**作業指示**. 「空白恐怖症」を扱った本文の続きを、最後の段落の後から書いてください。

**本文**.
----------------

最近「空白恐怖症」という言葉が話題に上っています。テレビ番組で紹介され、SNS上では「私のことだ」「理解できない」などさまざまな声も見られたようです。「空白恐怖症」とはどういうものか、その心理と対策と考えます。

「病名になぞらえた言葉」

「空白恐怖症」とは「第3回大辞泉が選ぶ新語大賞2018」の大賞として選ばれた言葉で、デジタル大辞泉 によると「ス ケジュール帳に空白が多く、予定が記入されてい ない状態に不安を感じること。そういう気持ちになることを病気の症状になぞらえた言葉。」(デジタル大辞泉,2019)とされています。正式な病名ではないにもかかわらず、そういう疾患があるように錯覚してしまう人が多いのは、「自分はそうかな」と思う傾向を持つ方が多いからかもしれません。

「昔からある空白恐怖」

最近は、「リア充」という表現をしばしば耳にします。現実の対人関係が充実している人がいい、という風潮があるために、他人と会う約束もなく暇な時間を過ごすことに不安や恐怖を感じたり、周りから「人気がない人」と思われるのは怖いと思う心理が働くのではないでしょうか?

最も、「スケジュール帳を真っ黒にしていないと気が済まなくて」暇だと不安になるという傾向は今に始まった現象ではないのです。古くは1959年、アメリカの循環器内科医であるフリードマンとローゼンマン博士により提唱された「タイプA」という性格傾向は、心筋梗塞のリスクが高い傾向ですが、いくつもの仕事を同時に行い、仕事に追われ、他人からの承認欲求が強いという特徴を持ち、スケジュールを一杯にしておかないと不安になるというものでした。このころのスケジュールはあくまで仕事であり、仕事を一杯にしていることが評価につながるという心理でしたが、今のスケジュールは仕事だけではなく友人とのかかわりなどを含めるという違いはあります。ただ共通しているのは「空白はよくないのではないか」という不安と暇だと人から評価されないと思ってしまうという点といえます。

----------------

**データ一覧**.
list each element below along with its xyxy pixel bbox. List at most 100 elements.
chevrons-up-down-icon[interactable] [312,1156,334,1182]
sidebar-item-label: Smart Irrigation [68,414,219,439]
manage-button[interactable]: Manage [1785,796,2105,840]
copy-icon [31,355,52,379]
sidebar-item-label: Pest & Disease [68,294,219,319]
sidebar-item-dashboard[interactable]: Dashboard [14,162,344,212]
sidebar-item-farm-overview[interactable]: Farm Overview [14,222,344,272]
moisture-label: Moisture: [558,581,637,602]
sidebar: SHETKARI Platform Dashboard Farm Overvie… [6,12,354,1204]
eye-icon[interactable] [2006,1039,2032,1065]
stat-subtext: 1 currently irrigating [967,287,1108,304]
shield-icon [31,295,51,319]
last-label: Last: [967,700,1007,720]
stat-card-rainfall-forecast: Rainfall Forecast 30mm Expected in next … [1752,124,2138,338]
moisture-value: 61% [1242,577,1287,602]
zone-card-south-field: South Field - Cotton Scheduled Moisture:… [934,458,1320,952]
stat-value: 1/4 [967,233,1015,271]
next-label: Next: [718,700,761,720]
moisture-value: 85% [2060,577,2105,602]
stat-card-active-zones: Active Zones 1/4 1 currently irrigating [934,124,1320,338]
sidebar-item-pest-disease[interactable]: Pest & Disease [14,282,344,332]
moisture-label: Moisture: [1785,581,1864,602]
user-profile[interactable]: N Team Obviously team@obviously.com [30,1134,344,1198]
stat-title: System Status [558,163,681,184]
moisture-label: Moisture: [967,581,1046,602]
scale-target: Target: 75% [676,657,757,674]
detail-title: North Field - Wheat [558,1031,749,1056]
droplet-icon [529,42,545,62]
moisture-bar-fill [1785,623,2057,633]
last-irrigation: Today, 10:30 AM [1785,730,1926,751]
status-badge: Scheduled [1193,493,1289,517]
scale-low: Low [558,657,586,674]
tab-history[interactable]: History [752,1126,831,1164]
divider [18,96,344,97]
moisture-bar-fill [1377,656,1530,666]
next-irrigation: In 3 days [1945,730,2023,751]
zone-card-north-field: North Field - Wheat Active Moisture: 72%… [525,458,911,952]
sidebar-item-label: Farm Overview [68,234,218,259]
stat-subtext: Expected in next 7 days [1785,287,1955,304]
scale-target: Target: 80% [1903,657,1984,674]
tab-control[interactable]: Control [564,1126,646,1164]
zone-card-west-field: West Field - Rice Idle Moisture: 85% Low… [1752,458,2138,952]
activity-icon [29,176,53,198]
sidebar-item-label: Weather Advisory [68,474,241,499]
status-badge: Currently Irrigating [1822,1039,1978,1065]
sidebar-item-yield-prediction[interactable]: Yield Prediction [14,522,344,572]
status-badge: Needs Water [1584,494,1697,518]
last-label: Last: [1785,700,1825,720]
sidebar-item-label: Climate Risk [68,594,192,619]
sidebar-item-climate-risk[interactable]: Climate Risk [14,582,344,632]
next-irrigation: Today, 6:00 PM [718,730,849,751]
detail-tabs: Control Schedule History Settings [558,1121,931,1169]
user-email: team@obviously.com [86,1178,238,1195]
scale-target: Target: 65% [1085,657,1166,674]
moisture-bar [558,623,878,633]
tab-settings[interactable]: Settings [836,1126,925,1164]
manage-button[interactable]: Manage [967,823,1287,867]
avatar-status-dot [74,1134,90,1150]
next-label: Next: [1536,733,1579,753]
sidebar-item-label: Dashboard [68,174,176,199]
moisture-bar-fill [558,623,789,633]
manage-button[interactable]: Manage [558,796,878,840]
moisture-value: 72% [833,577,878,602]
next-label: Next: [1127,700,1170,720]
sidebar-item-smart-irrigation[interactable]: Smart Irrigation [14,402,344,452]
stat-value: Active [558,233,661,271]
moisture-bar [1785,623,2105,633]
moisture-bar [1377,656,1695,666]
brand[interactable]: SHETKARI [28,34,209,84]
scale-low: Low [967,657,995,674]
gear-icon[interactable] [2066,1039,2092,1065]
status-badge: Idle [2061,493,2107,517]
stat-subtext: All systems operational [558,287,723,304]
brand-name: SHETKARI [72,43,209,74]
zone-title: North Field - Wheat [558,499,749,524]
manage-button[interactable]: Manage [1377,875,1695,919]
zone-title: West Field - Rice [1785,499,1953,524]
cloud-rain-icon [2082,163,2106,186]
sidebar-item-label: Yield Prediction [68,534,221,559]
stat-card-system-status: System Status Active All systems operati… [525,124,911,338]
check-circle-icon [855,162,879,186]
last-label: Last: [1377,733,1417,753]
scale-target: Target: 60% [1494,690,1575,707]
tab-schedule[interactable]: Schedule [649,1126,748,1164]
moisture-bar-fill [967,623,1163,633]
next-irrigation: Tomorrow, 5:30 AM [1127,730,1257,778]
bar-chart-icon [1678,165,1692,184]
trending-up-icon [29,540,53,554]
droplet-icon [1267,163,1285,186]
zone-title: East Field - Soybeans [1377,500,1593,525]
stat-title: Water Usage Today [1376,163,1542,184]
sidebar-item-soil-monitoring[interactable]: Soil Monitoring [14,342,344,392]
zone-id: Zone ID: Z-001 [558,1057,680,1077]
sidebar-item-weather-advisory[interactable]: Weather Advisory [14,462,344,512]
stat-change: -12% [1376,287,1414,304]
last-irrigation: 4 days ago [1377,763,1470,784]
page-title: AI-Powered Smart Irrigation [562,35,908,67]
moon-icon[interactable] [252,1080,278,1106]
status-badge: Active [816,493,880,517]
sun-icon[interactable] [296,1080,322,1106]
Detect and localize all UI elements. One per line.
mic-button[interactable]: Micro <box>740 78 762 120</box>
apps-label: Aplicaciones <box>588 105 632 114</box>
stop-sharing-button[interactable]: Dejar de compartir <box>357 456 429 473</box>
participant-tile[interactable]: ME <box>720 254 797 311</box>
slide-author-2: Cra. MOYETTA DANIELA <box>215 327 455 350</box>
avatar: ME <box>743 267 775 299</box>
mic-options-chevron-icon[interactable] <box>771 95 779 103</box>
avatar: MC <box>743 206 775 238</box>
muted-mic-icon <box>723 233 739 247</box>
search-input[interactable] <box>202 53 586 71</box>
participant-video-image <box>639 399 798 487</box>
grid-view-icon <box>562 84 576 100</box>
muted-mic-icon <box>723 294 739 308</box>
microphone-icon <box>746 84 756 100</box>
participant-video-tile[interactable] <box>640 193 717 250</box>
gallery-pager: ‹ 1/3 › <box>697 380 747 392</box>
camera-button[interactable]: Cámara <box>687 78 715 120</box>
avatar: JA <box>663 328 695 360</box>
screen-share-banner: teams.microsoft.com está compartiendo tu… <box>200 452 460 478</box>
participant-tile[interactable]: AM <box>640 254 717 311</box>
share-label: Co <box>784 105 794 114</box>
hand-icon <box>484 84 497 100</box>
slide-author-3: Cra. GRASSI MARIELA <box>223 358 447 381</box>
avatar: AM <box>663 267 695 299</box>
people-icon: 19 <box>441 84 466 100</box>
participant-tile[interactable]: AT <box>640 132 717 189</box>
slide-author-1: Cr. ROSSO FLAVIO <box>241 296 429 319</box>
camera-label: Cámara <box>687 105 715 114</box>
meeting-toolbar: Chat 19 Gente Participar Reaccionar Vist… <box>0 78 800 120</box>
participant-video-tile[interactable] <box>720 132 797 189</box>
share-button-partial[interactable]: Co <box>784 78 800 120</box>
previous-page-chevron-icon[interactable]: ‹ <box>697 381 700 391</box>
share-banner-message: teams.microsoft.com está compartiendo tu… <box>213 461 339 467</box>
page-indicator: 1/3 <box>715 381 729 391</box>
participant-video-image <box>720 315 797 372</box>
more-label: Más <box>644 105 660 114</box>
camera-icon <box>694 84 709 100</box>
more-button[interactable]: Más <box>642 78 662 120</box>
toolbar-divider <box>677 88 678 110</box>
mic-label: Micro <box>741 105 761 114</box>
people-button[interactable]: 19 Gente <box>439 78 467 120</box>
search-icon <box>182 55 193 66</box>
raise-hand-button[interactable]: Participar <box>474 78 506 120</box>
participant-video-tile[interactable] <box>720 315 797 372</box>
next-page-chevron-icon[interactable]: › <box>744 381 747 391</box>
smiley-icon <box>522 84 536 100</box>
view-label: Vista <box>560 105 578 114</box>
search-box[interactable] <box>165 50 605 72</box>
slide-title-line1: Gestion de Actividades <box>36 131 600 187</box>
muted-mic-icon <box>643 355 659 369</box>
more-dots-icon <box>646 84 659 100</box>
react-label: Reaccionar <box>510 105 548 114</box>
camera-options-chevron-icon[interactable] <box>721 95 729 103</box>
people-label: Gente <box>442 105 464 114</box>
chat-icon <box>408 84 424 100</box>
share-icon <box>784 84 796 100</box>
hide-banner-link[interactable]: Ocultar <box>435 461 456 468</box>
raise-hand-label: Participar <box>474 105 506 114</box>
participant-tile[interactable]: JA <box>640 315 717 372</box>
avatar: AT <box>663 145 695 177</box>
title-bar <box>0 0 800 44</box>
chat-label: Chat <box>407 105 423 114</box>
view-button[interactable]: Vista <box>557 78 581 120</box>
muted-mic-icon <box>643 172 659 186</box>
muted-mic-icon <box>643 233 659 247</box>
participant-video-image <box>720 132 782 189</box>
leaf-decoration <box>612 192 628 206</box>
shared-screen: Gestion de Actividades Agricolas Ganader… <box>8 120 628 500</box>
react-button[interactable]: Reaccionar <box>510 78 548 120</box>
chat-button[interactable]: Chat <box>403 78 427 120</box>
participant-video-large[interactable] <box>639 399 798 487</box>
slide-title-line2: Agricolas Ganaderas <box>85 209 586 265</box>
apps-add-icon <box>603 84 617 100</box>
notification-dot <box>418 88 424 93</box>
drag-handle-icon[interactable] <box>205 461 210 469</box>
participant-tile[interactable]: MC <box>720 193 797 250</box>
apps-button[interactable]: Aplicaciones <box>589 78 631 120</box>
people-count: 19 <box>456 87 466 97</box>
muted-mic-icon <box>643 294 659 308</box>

----------------

**解答**.
空白が怖いという人は、何かしていないと、時間を無駄にしているような気分になったり、このままでいいのかという思いが生まれたり、自分がだめな人間になったように感じたり、人から求められていない人間なのではないかと考えたり、人が忙しくしているのをSNSで見て自分と比較したりということで不安が生まれると思われます。

本来は、自分がしなければいけない義務を済ませたら、あとは自分時間を自由に使い、一人の時間を楽しみ充実させることで不安の芽をなくすことが出来るものです。

空白を不安から楽しみに変える

さて、空白の時間を不安にならず充実して過ごすために必要な要素の一つは、ポジティブサイコロジー医学の視点では「ユーダイモニア」の楽しみ方をしているか否かということが言えると思います。「ユーダイモニア」とは、個人的な充実感のある活動をしているときの感覚を言います。自分の可能性を活かしたり、努力したりするときの充実感を楽しんでいると、その時に生まれる幸福感は持続し自分のアイデンティティを作り出します。このことで人との比較をしなくなり、空白の時間があっても否定的な感情は生まれにくいといえます。

「ユーダイモニア」といわれると難しく感じますが、仕事の他にまずは人との比較ではなく自分が興味をもち努力が大変ではあるが嫌ではないことを日常生活のなかに加えるなどの小さなステップが大事といえるでしょう。そうした時間があることで空白の時間を楽しめるように変化していくはずです。